Element position data
========

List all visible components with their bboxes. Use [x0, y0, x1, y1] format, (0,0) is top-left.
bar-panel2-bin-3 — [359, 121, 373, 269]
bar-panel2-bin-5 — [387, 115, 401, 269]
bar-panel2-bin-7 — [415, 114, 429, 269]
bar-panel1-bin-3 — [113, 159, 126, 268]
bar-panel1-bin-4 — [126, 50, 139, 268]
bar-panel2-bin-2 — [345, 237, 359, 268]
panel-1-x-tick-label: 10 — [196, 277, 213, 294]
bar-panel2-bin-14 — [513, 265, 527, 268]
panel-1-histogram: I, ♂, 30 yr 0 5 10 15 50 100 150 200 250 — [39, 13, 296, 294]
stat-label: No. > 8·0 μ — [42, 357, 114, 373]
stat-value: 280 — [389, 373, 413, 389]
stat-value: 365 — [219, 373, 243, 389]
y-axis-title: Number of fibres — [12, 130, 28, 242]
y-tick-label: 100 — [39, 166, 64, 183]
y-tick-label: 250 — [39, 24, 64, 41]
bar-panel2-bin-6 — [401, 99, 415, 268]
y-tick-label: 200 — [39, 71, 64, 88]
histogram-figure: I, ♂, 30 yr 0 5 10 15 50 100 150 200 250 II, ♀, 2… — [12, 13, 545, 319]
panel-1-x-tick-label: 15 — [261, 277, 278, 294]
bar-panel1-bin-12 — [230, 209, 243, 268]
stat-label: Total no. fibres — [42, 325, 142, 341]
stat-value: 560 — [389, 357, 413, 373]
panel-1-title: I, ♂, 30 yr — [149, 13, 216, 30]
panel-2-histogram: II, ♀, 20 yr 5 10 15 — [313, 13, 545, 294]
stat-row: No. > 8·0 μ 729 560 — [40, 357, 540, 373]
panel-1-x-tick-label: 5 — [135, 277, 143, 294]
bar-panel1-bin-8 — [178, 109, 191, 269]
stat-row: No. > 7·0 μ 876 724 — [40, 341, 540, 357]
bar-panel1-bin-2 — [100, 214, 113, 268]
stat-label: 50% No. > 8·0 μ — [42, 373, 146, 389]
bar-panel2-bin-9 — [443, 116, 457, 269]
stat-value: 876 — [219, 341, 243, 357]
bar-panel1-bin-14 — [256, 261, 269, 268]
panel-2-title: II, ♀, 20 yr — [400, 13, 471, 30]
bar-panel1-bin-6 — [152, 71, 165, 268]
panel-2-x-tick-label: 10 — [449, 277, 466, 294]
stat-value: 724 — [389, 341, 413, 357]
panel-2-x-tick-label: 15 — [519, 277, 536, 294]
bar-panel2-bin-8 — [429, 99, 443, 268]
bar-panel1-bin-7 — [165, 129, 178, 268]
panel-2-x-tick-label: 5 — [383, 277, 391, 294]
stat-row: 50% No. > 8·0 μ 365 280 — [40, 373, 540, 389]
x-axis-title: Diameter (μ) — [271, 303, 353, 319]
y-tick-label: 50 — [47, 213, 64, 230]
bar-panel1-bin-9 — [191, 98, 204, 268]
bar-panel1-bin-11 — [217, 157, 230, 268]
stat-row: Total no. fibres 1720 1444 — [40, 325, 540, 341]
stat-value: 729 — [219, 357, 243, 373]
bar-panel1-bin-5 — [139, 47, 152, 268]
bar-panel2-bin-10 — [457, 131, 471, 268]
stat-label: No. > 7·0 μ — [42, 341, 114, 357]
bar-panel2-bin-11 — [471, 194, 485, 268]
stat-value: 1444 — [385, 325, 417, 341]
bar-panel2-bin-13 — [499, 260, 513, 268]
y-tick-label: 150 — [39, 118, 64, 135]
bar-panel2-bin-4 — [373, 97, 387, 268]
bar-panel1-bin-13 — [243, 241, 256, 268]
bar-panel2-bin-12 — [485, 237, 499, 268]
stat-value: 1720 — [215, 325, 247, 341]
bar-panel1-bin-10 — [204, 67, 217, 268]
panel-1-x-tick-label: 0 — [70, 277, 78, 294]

========

_What the exercise asks_:
Reproduce the data above word for word, from its first line up to and including the line with "stat-row: No. > 7·0".

_Reply_:
List all visible components with their bboxes. Use [x0, y0, x1, y1] format, (0,0) is top-left.
bar-panel2-bin-3 — [359, 121, 373, 269]
bar-panel2-bin-5 — [387, 115, 401, 269]
bar-panel2-bin-7 — [415, 114, 429, 269]
bar-panel1-bin-3 — [113, 159, 126, 268]
bar-panel1-bin-4 — [126, 50, 139, 268]
bar-panel2-bin-2 — [345, 237, 359, 268]
panel-1-x-tick-label: 10 — [196, 277, 213, 294]
bar-panel2-bin-14 — [513, 265, 527, 268]
panel-1-histogram: I, ♂, 30 yr 0 5 10 15 50 100 150 200 250 — [39, 13, 296, 294]
stat-label: No. > 8·0 μ — [42, 357, 114, 373]
stat-value: 280 — [389, 373, 413, 389]
stat-value: 365 — [219, 373, 243, 389]
y-axis-title: Number of fibres — [12, 130, 28, 242]
y-tick-label: 100 — [39, 166, 64, 183]
y-tick-label: 250 — [39, 24, 64, 41]
bar-panel2-bin-6 — [401, 99, 415, 268]
y-tick-label: 200 — [39, 71, 64, 88]
histogram-figure: I, ♂, 30 yr 0 5 10 15 50 100 150 200 250 II, ♀, 2… — [12, 13, 545, 319]
panel-1-x-tick-label: 15 — [261, 277, 278, 294]
bar-panel1-bin-12 — [230, 209, 243, 268]
stat-label: Total no. fibres — [42, 325, 142, 341]
stat-value: 560 — [389, 357, 413, 373]
panel-1-title: I, ♂, 30 yr — [149, 13, 216, 30]
panel-2-histogram: II, ♀, 20 yr 5 10 15 — [313, 13, 545, 294]
stat-row: No. > 8·0 μ 729 560 — [40, 357, 540, 373]
panel-1-x-tick-label: 5 — [135, 277, 143, 294]
bar-panel1-bin-8 — [178, 109, 191, 269]
stat-row: No. > 7·0 μ 876 724 — [40, 341, 540, 357]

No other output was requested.